What this task involves: Retype each record shown below, leaving every character as it is.
╭──
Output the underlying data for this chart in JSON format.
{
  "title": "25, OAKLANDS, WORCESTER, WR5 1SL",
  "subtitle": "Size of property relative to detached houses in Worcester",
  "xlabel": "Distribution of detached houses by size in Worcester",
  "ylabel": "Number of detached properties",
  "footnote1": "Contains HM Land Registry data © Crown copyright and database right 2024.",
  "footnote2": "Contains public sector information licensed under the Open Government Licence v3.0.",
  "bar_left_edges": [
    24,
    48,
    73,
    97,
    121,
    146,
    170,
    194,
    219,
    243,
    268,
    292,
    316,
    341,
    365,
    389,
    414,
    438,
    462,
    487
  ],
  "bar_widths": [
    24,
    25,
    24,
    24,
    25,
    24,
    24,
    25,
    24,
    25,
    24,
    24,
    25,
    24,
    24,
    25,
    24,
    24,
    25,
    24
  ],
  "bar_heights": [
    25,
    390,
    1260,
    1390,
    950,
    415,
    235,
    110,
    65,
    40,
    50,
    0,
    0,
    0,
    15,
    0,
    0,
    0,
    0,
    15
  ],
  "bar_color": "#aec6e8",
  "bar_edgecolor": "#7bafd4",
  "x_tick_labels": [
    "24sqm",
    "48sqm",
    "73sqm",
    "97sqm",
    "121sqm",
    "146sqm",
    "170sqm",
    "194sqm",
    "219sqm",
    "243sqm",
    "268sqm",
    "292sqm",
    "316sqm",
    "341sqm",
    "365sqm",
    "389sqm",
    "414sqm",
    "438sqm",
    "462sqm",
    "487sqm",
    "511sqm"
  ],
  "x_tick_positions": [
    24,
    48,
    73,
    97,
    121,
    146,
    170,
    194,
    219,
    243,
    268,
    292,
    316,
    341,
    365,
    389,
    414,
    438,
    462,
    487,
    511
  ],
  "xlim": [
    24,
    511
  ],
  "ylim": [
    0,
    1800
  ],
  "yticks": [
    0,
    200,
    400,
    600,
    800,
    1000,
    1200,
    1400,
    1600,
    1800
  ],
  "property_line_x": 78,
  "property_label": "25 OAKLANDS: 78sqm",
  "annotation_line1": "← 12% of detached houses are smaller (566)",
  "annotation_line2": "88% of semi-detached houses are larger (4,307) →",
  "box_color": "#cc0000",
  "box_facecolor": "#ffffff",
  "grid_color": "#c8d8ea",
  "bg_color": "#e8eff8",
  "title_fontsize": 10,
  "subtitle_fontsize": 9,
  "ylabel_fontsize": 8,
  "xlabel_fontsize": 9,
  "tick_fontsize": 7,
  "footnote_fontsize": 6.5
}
╰──
Response to the exercise:
Output the underlying data for this chart in JSON format.
{
  "title": "25, OAKLANDS, WORCESTER, WR5 1SL",
  "subtitle": "Size of property relative to detached houses in Worcester",
  "xlabel": "Distribution of detached houses by size in Worcester",
  "ylabel": "Number of detached properties",
  "footnote1": "Contains HM Land Registry data © Crown copyright and database right 2024.",
  "footnote2": "Contains public sector information licensed under the Open Government Licence v3.0.",
  "bar_left_edges": [
    24,
    48,
    73,
    97,
    121,
    146,
    170,
    194,
    219,
    243,
    268,
    292,
    316,
    341,
    365,
    389,
    414,
    438,
    462,
    487
  ],
  "bar_widths": [
    24,
    25,
    24,
    24,
    25,
    24,
    24,
    25,
    24,
    25,
    24,
    24,
    25,
    24,
    24,
    25,
    24,
    24,
    25,
    24
  ],
  "bar_heights": [
    25,
    390,
    1260,
    1390,
    950,
    415,
    235,
    110,
    65,
    40,
    50,
    0,
    0,
    0,
    15,
    0,
    0,
    0,
    0,
    15
  ],
  "bar_color": "#aec6e8",
  "bar_edgecolor": "#7bafd4",
  "x_tick_labels": [
    "24sqm",
    "48sqm",
    "73sqm",
    "97sqm",
    "121sqm",
    "146sqm",
    "170sqm",
    "194sqm",
    "219sqm",
    "243sqm",
    "268sqm",
    "292sqm",
    "316sqm",
    "341sqm",
    "365sqm",
    "389sqm",
    "414sqm",
    "438sqm",
    "462sqm",
    "487sqm",
    "511sqm"
  ],
  "x_tick_positions": [
    24,
    48,
    73,
    97,
    121,
    146,
    170,
    194,
    219,
    243,
    268,
    292,
    316,
    341,
    365,
    389,
    414,
    438,
    462,
    487,
    511
  ],
  "xlim": [
    24,
    511
  ],
  "ylim": [
    0,
    1800
  ],
  "yticks": [
    0,
    200,
    400,
    600,
    800,
    1000,
    1200,
    1400,
    1600,
    1800
  ],
  "property_line_x": 78,
  "property_label": "25 OAKLANDS: 78sqm",
  "annotation_line1": "← 12% of detached houses are smaller (566)",
  "annotation_line2": "88% of semi-detached houses are larger (4,307) →",
  "box_color": "#cc0000",
  "box_facecolor": "#ffffff",
  "grid_color": "#c8d8ea",
  "bg_color": "#e8eff8",
  "title_fontsize": 10,
  "subtitle_fontsize": 9,
  "ylabel_fontsize": 8,
  "xlabel_fontsize": 9,
  "tick_fontsize": 7,
  "footnote_fontsize": 6.5
}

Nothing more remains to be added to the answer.